(Request): Leave out any pictures and transcribe all other data below exactly.

################

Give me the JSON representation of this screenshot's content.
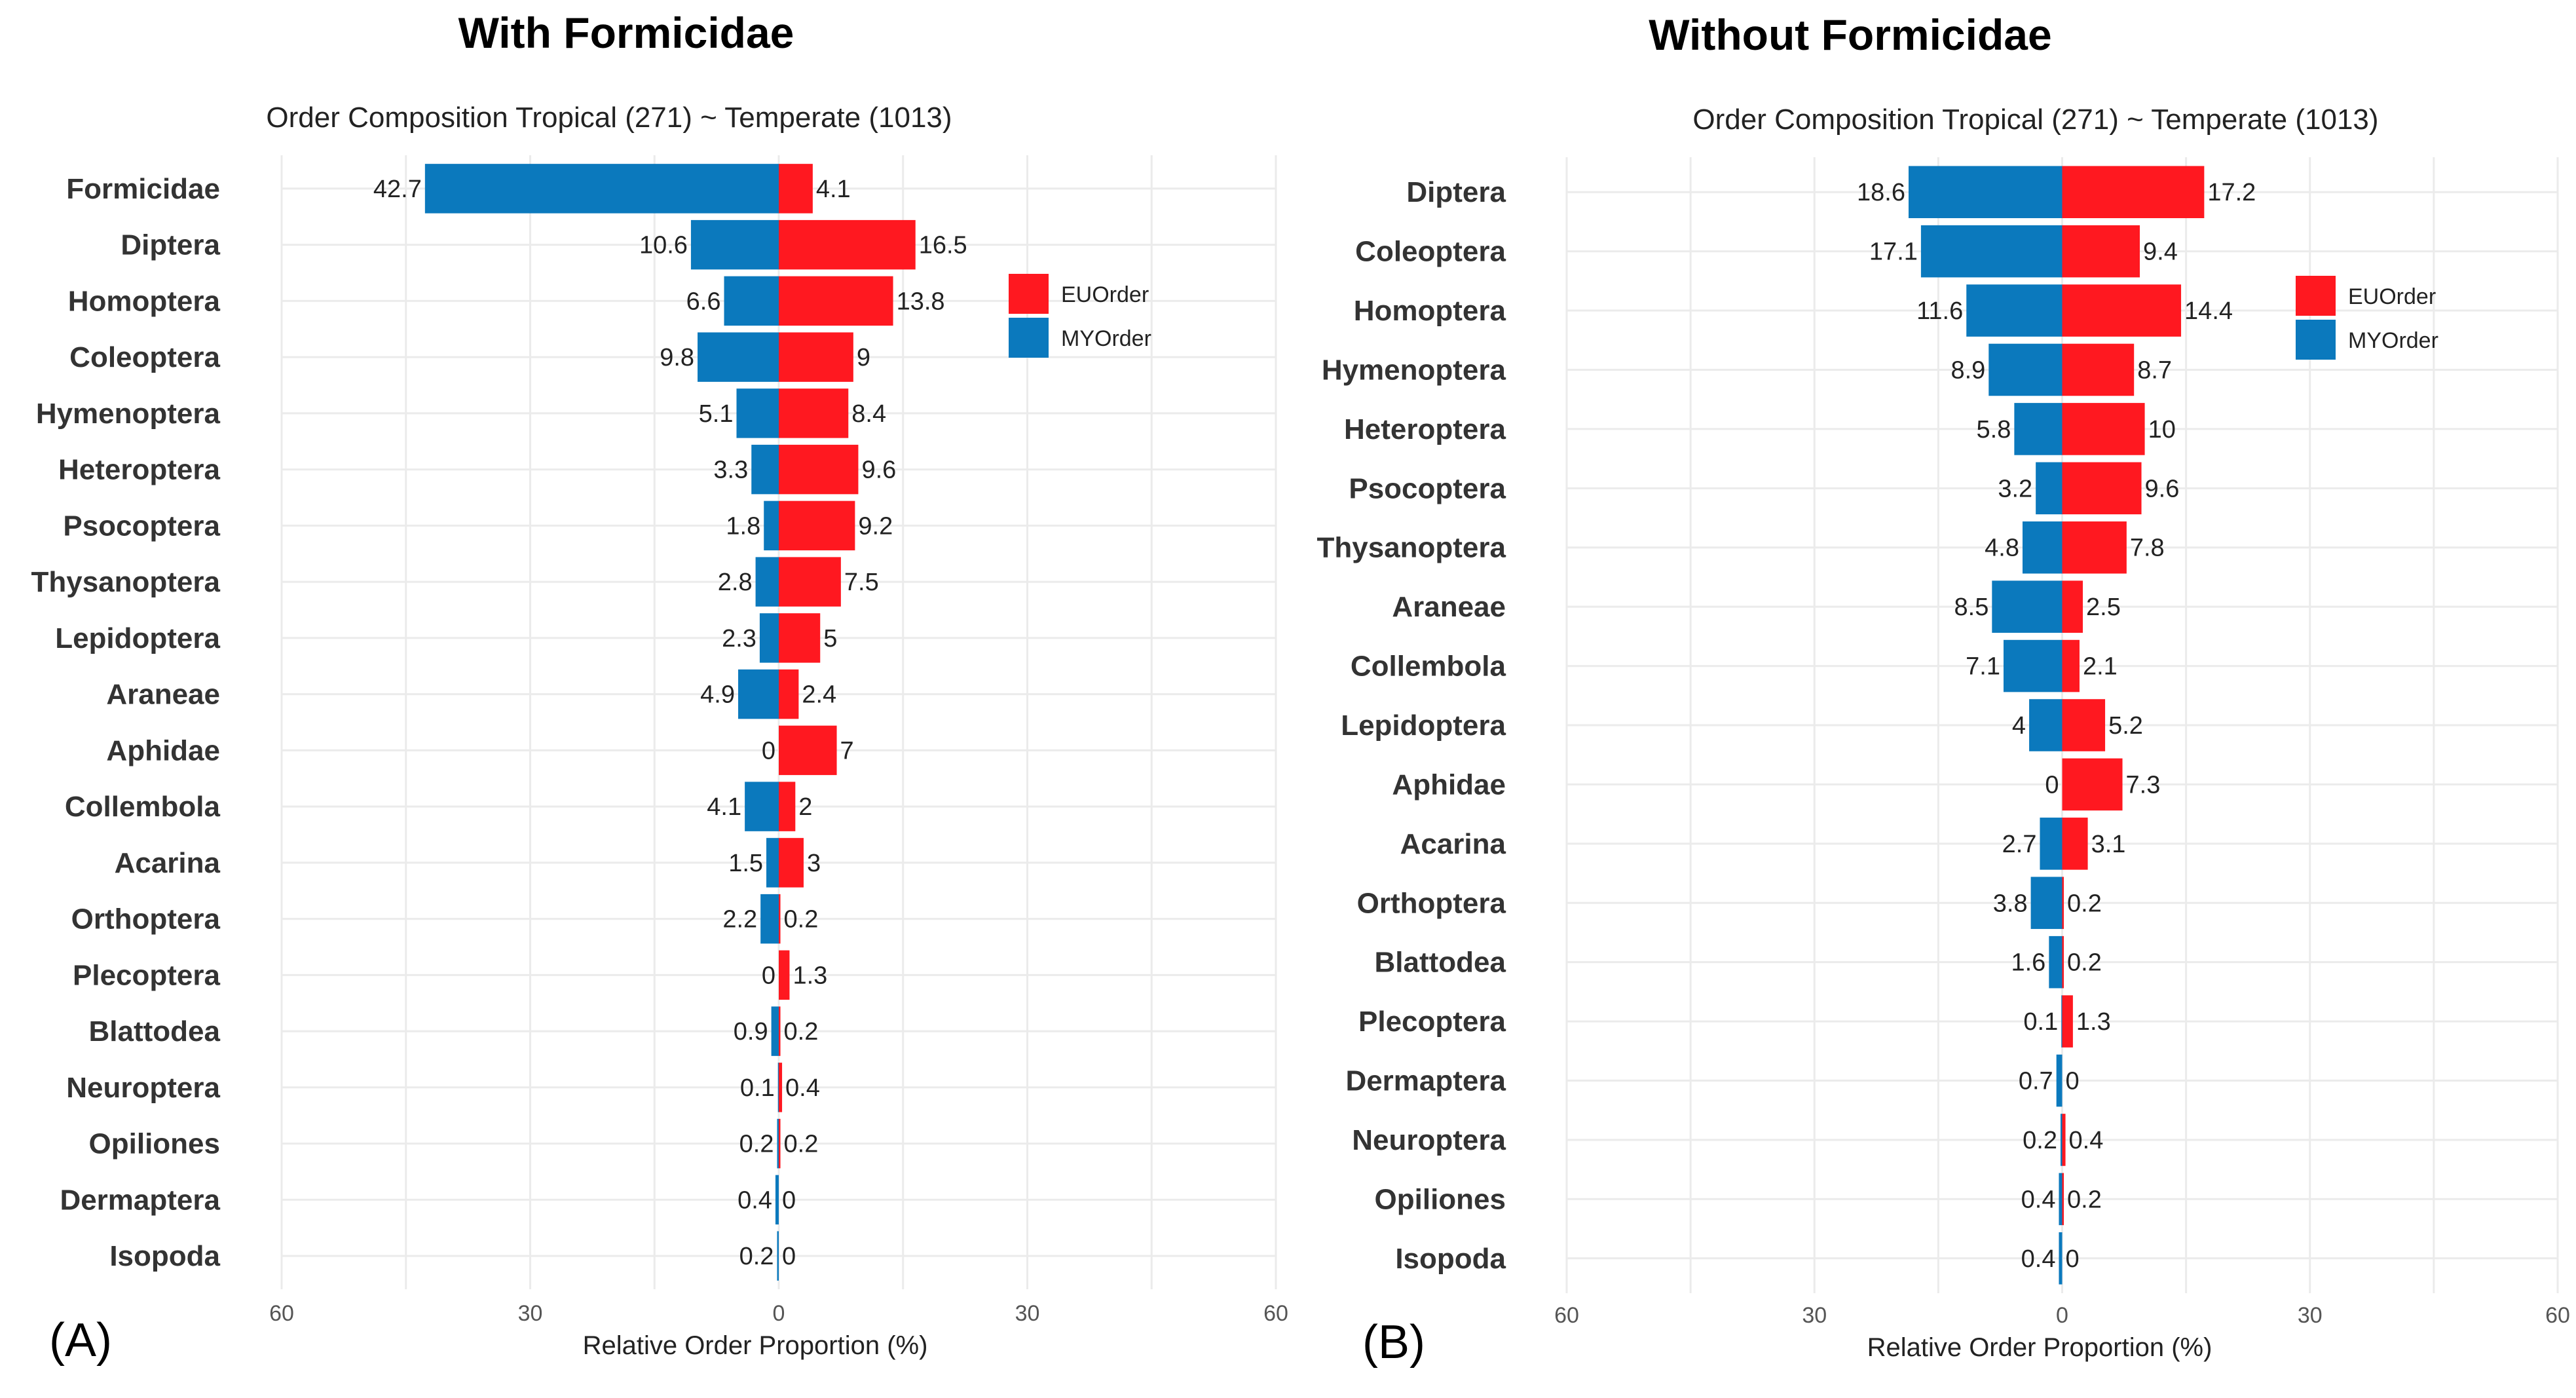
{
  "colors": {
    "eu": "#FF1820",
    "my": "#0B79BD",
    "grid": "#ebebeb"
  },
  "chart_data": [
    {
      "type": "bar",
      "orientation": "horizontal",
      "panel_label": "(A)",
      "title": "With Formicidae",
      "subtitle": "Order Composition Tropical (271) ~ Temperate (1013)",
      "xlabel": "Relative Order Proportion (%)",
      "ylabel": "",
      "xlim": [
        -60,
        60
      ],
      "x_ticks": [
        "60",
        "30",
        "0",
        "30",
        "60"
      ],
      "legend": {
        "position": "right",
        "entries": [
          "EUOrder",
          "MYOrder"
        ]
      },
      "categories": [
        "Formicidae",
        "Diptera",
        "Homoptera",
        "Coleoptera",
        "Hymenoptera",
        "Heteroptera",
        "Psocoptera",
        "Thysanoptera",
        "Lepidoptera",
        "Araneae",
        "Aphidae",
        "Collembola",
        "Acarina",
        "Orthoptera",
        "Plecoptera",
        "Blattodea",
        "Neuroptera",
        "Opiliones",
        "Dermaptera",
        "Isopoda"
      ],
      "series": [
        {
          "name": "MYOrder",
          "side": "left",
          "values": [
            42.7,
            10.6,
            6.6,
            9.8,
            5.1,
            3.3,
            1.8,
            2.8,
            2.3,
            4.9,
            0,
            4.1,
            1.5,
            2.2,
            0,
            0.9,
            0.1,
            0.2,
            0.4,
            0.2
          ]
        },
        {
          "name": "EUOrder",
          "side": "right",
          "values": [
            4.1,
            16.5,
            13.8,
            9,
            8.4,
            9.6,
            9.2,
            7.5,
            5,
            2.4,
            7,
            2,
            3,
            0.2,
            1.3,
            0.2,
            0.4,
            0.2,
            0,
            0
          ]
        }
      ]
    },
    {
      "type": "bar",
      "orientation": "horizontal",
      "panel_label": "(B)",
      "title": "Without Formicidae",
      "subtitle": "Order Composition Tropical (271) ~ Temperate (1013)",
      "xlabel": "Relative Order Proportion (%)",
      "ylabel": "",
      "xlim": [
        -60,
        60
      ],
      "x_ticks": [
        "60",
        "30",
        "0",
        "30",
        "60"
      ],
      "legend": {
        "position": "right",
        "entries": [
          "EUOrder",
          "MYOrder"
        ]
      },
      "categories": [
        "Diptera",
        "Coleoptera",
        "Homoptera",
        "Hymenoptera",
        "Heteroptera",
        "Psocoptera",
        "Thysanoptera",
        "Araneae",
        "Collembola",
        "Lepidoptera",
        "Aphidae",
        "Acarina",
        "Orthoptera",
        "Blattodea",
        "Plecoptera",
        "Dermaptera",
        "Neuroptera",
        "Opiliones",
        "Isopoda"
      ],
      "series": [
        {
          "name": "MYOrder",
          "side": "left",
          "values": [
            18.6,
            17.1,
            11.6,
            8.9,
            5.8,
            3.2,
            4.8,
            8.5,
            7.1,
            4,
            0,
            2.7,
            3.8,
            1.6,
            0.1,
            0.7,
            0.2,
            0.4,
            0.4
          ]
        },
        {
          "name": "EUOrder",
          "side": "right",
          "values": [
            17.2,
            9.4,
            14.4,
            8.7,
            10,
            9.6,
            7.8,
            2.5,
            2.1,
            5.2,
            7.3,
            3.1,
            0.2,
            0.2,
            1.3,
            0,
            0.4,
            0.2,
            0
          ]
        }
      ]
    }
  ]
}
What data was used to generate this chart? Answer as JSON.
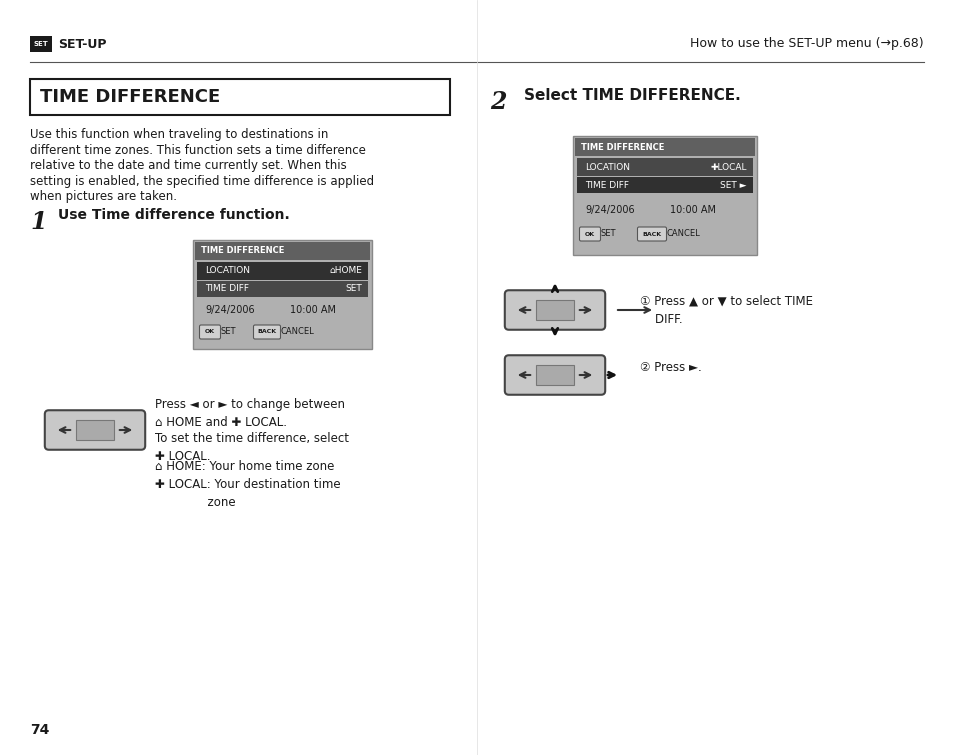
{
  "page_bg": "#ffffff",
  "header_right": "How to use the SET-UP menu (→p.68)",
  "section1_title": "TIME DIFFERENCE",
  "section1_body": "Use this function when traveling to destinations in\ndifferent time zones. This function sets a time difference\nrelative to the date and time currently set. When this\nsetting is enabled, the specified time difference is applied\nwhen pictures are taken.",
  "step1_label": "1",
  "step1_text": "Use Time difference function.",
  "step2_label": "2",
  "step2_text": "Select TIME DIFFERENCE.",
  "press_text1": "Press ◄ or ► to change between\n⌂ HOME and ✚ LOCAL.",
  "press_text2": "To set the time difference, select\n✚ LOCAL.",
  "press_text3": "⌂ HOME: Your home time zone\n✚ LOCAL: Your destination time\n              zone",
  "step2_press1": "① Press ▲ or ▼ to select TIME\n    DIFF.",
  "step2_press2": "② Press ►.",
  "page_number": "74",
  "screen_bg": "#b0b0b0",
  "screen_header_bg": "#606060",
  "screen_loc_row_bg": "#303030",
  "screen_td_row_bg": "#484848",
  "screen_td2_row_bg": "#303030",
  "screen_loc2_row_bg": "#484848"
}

################

(Written response):
Give me the JSON representation of this screenshot's content.
{
  "colors": {
    "eu": "#FF1820",
    "my": "#0B79BD",
    "grid": "#ebebeb"
  },
  "chart_data": [
    {
      "type": "bar",
      "orientation": "horizontal",
      "panel_label": "(A)",
      "title": "With Formicidae",
      "subtitle": "Order Composition Tropical (271) ~ Temperate (1013)",
      "xlabel": "Relative Order Proportion (%)",
      "ylabel": "",
      "xlim": [
        -60,
        60
      ],
      "x_ticks": [
        "60",
        "30",
        "0",
        "30",
        "60"
      ],
      "legend": {
        "position": "right",
        "entries": [
          "EUOrder",
          "MYOrder"
        ]
      },
      "categories": [
        "Formicidae",
        "Diptera",
        "Homoptera",
        "Coleoptera",
        "Hymenoptera",
        "Heteroptera",
        "Psocoptera",
        "Thysanoptera",
        "Lepidoptera",
        "Araneae",
        "Aphidae",
        "Collembola",
        "Acarina",
        "Orthoptera",
        "Plecoptera",
        "Blattodea",
        "Neuroptera",
        "Opiliones",
        "Dermaptera",
        "Isopoda"
      ],
      "series": [
        {
          "name": "MYOrder",
          "side": "left",
          "values": [
            42.7,
            10.6,
            6.6,
            9.8,
            5.1,
            3.3,
            1.8,
            2.8,
            2.3,
            4.9,
            0,
            4.1,
            1.5,
            2.2,
            0,
            0.9,
            0.1,
            0.2,
            0.4,
            0.2
          ]
        },
        {
          "name": "EUOrder",
          "side": "right",
          "values": [
            4.1,
            16.5,
            13.8,
            9,
            8.4,
            9.6,
            9.2,
            7.5,
            5,
            2.4,
            7,
            2,
            3,
            0.2,
            1.3,
            0.2,
            0.4,
            0.2,
            0,
            0
          ]
        }
      ]
    },
    {
      "type": "bar",
      "orientation": "horizontal",
      "panel_label": "(B)",
      "title": "Without Formicidae",
      "subtitle": "Order Composition Tropical (271) ~ Temperate (1013)",
      "xlabel": "Relative Order Proportion (%)",
      "ylabel": "",
      "xlim": [
        -60,
        60
      ],
      "x_ticks": [
        "60",
        "30",
        "0",
        "30",
        "60"
      ],
      "legend": {
        "position": "right",
        "entries": [
          "EUOrder",
          "MYOrder"
        ]
      },
      "categories": [
        "Diptera",
        "Coleoptera",
        "Homoptera",
        "Hymenoptera",
        "Heteroptera",
        "Psocoptera",
        "Thysanoptera",
        "Araneae",
        "Collembola",
        "Lepidoptera",
        "Aphidae",
        "Acarina",
        "Orthoptera",
        "Blattodea",
        "Plecoptera",
        "Dermaptera",
        "Neuroptera",
        "Opiliones",
        "Isopoda"
      ],
      "series": [
        {
          "name": "MYOrder",
          "side": "left",
          "values": [
            18.6,
            17.1,
            11.6,
            8.9,
            5.8,
            3.2,
            4.8,
            8.5,
            7.1,
            4,
            0,
            2.7,
            3.8,
            1.6,
            0.1,
            0.7,
            0.2,
            0.4,
            0.4
          ]
        },
        {
          "name": "EUOrder",
          "side": "right",
          "values": [
            17.2,
            9.4,
            14.4,
            8.7,
            10,
            9.6,
            7.8,
            2.5,
            2.1,
            5.2,
            7.3,
            3.1,
            0.2,
            0.2,
            1.3,
            0,
            0.4,
            0.2,
            0
          ]
        }
      ]
    }
  ]
}
What data was used to generate this chart? Answer as JSON.
{
  "page_bg": "#ffffff",
  "header_right": "How to use the SET-UP menu (→p.68)",
  "section1_title": "TIME DIFFERENCE",
  "section1_body": "Use this function when traveling to destinations in\ndifferent time zones. This function sets a time difference\nrelative to the date and time currently set. When this\nsetting is enabled, the specified time difference is applied\nwhen pictures are taken.",
  "step1_label": "1",
  "step1_text": "Use Time difference function.",
  "step2_label": "2",
  "step2_text": "Select TIME DIFFERENCE.",
  "press_text1": "Press ◄ or ► to change between\n⌂ HOME and ✚ LOCAL.",
  "press_text2": "To set the time difference, select\n✚ LOCAL.",
  "press_text3": "⌂ HOME: Your home time zone\n✚ LOCAL: Your destination time\n              zone",
  "step2_press1": "① Press ▲ or ▼ to select TIME\n    DIFF.",
  "step2_press2": "② Press ►.",
  "page_number": "74",
  "screen_bg": "#b0b0b0",
  "screen_header_bg": "#606060",
  "screen_loc_row_bg": "#303030",
  "screen_td_row_bg": "#484848",
  "screen_td2_row_bg": "#303030",
  "screen_loc2_row_bg": "#484848"
}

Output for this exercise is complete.